> DATASET ENTRIES:
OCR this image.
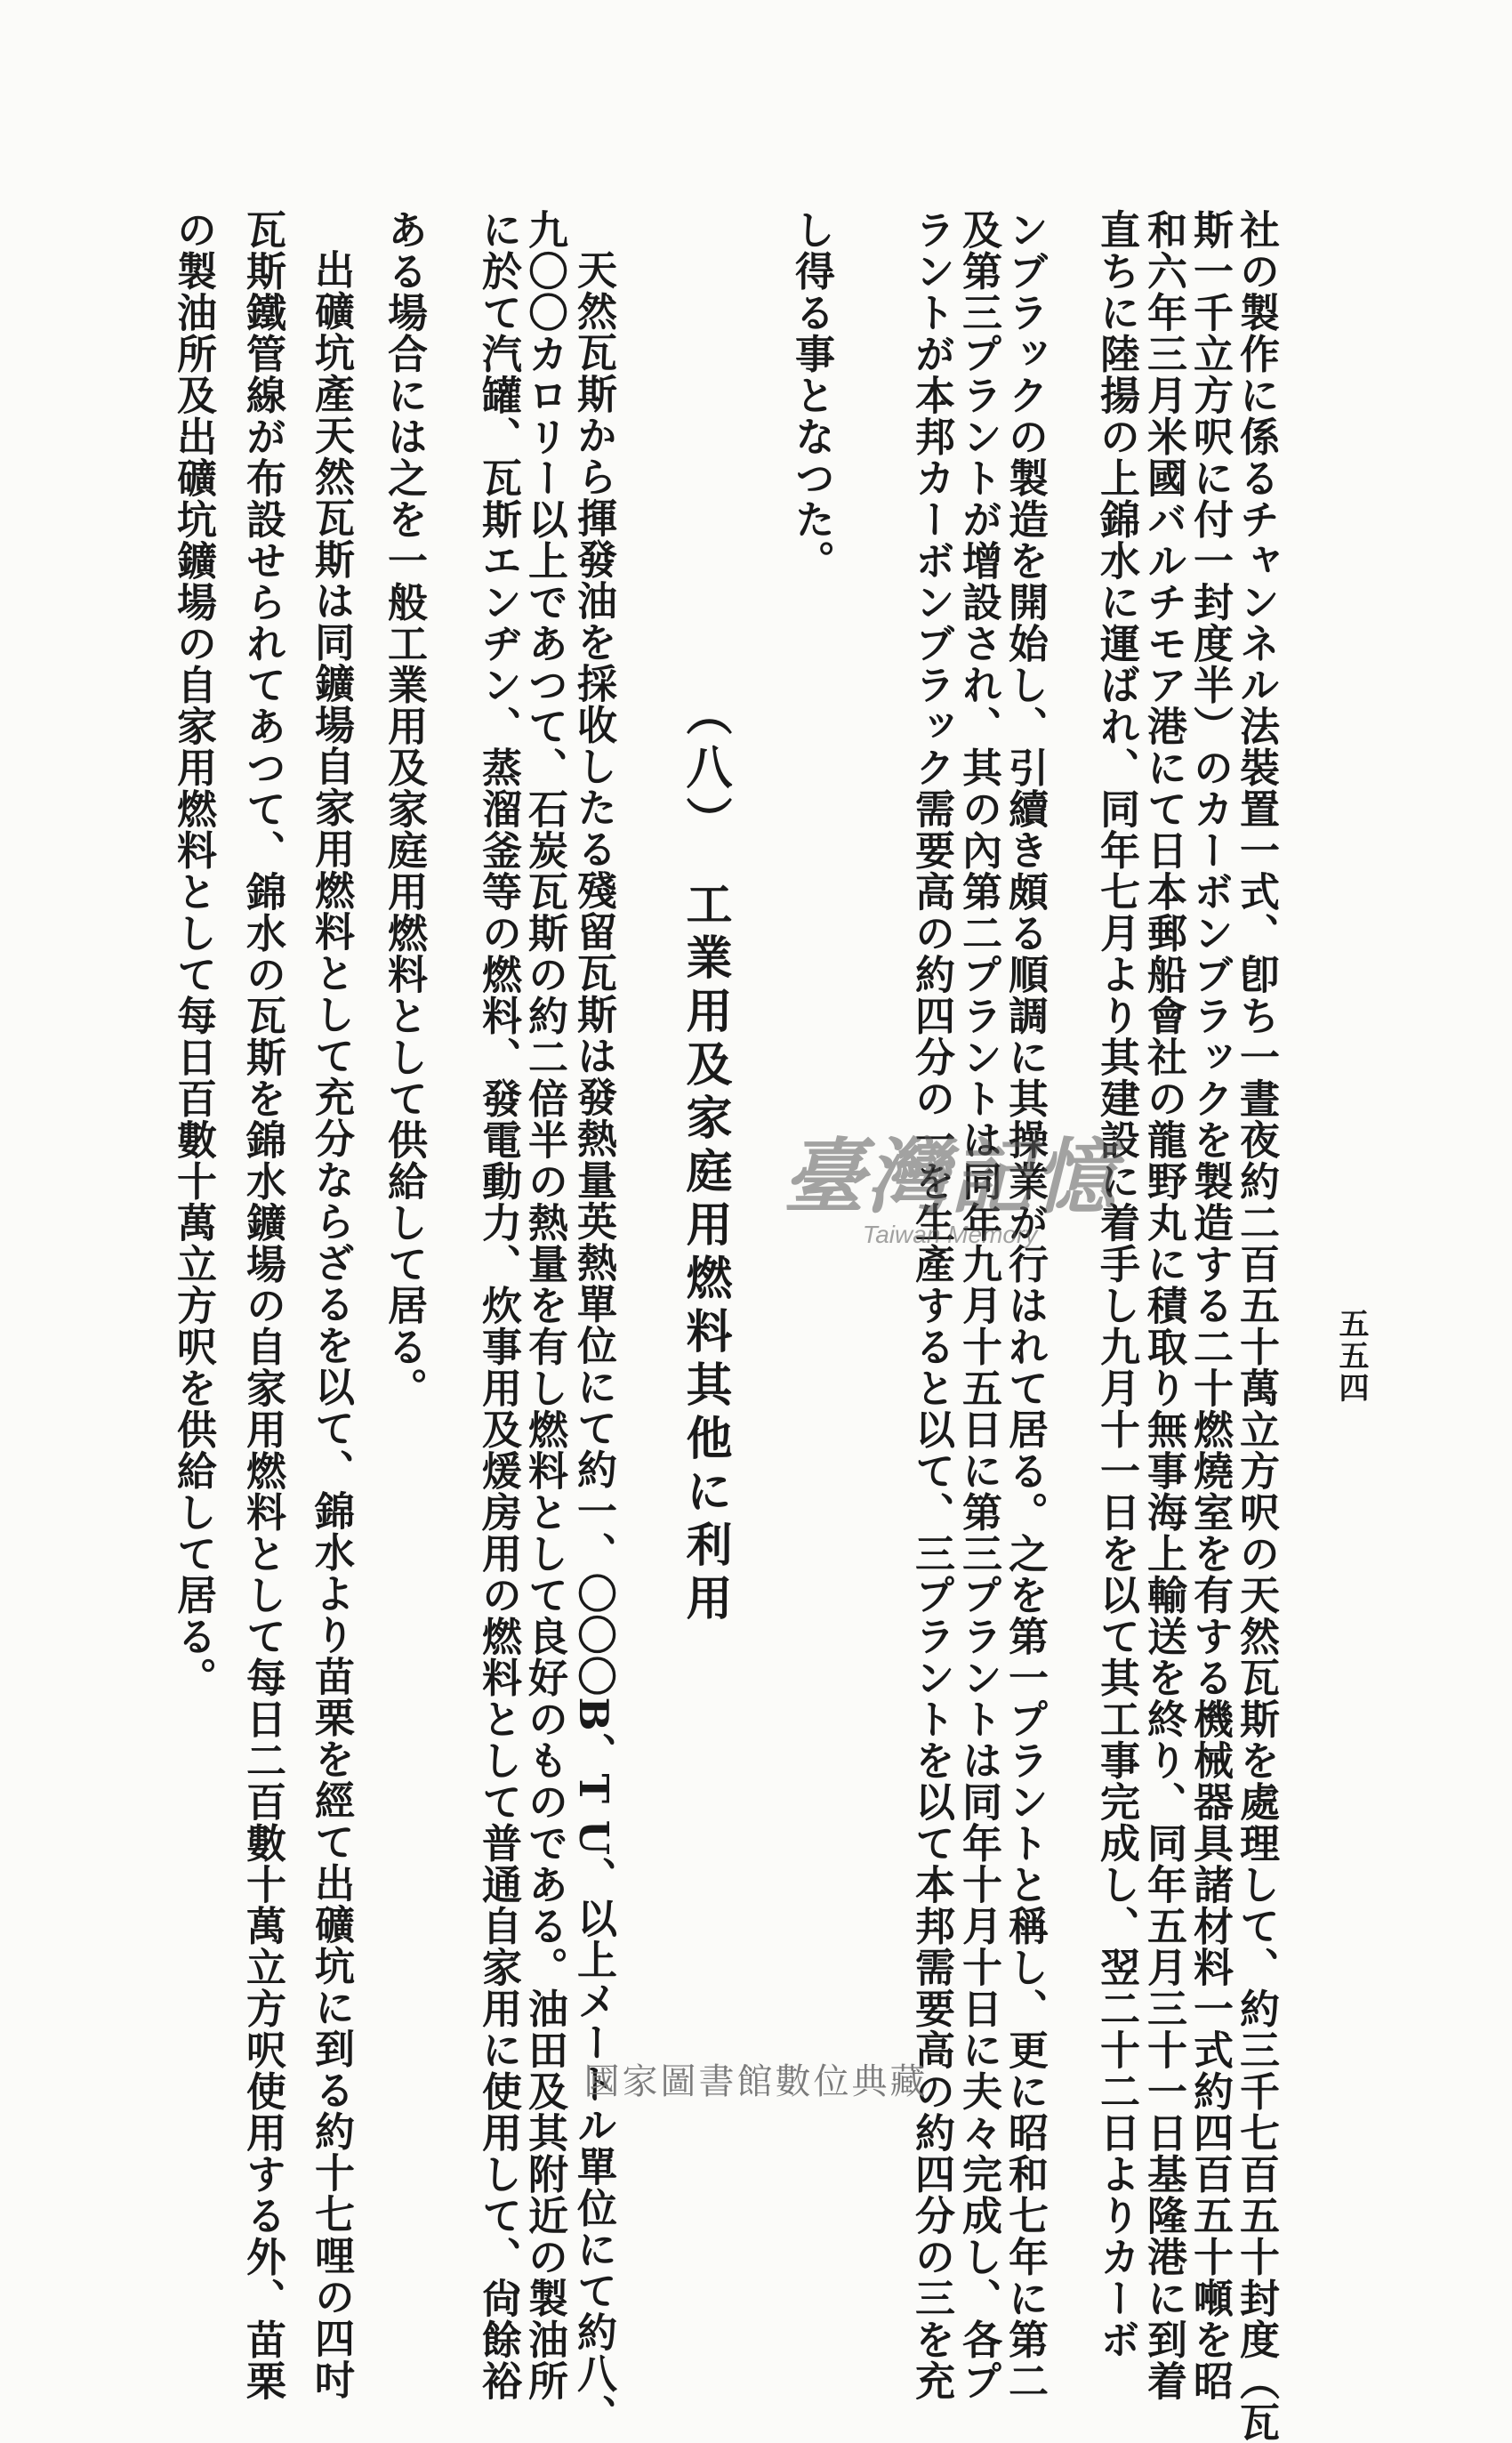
五五四
社の製作に係るチャンネル法裝置一式、卽ち一晝夜約二百五十萬立方呎の天然瓦斯を處理して、約三千七百五十封度（瓦
斯一千立方呎に付一封度半）のカーボンブラックを製造する二十燃燒室を有する機械器具諸材料一式約四百五十噸を昭
和六年三月米國バルチモア港にて日本郵船會社の龍野丸に積取り無事海上輸送を終り、同年五月三十一日基隆港に到着
直ちに陸揚の上錦水に運ばれ、同年七月より其建設に着手し九月十一日を以て其工事完成し、翌二十二日よりカーボ
ンブラックの製造を開始し、引續き頗る順調に其操業が行はれて居る。之を第一プラントと稱し、更に昭和七年に第二
及第三プラントが增設され、其の內第二プラントは同年九月十五日に第三プラントは同年十月十日に夫々完成し、各プ
ラントが本邦カーボンブラック需要高の約四分の一を生產すると以て、三プラントを以て本邦需要高の約四分の三を充
し得る事となつた。
（八）　工業用及家庭用燃料其他に利用
天然瓦斯から揮發油を採收したる殘留瓦斯は發熱量英熱單位にて約一、〇〇〇B、T U、以上メートル單位にて約八、
九〇〇カロリー以上であつて、石炭瓦斯の約二倍半の熱量を有し燃料として良好のものである。油田及其附近の製油所
に於て汽罐、瓦斯エンヂン、蒸溜釜等の燃料、發電動力、炊事用及煖房用の燃料として普通自家用に使用して、尙餘裕
ある場合には之を一般工業用及家庭用燃料として供給して居る。
出礦坑產天然瓦斯は同鑛場自家用燃料として充分ならざるを以て、錦水より苗栗を經て出礦坑に到る約十七哩の四吋
瓦斯鐵管線が布設せられてあつて、錦水の瓦斯を錦水鑛場の自家用燃料として每日二百數十萬立方呎使用する外、苗栗
の製油所及出礦坑鑛場の自家用燃料として每日百數十萬立方呎を供給して居る。	臺灣記憶
Taiwan Memory
國家圖書館數位典藏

> TASK DESCRIPTION:
Will you restate every entry word for word and omit the images?

> FULL RESPONSE:
OCR this image.
五五四
社の製作に係るチャンネル法裝置一式、卽ち一晝夜約二百五十萬立方呎の天然瓦斯を處理して、約三千七百五十封度（瓦
斯一千立方呎に付一封度半）のカーボンブラックを製造する二十燃燒室を有する機械器具諸材料一式約四百五十噸を昭
和六年三月米國バルチモア港にて日本郵船會社の龍野丸に積取り無事海上輸送を終り、同年五月三十一日基隆港に到着
直ちに陸揚の上錦水に運ばれ、同年七月より其建設に着手し九月十一日を以て其工事完成し、翌二十二日よりカーボ
ンブラックの製造を開始し、引續き頗る順調に其操業が行はれて居る。之を第一プラントと稱し、更に昭和七年に第二
及第三プラントが增設され、其の內第二プラントは同年九月十五日に第三プラントは同年十月十日に夫々完成し、各プ
ラントが本邦カーボンブラック需要高の約四分の一を生產すると以て、三プラントを以て本邦需要高の約四分の三を充
し得る事となつた。
（八）　工業用及家庭用燃料其他に利用
天然瓦斯から揮發油を採收したる殘留瓦斯は發熱量英熱單位にて約一、〇〇〇B、T U、以上メートル單位にて約八、
九〇〇カロリー以上であつて、石炭瓦斯の約二倍半の熱量を有し燃料として良好のものである。油田及其附近の製油所
に於て汽罐、瓦斯エンヂン、蒸溜釜等の燃料、發電動力、炊事用及煖房用の燃料として普通自家用に使用して、尙餘裕
ある場合には之を一般工業用及家庭用燃料として供給して居る。
出礦坑產天然瓦斯は同鑛場自家用燃料として充分ならざるを以て、錦水より苗栗を經て出礦坑に到る約十七哩の四吋
瓦斯鐵管線が布設せられてあつて、錦水の瓦斯を錦水鑛場の自家用燃料として每日二百數十萬立方呎使用する外、苗栗
の製油所及出礦坑鑛場の自家用燃料として每日百數十萬立方呎を供給して居る。	臺灣記憶
Taiwan Memory
國家圖書館數位典藏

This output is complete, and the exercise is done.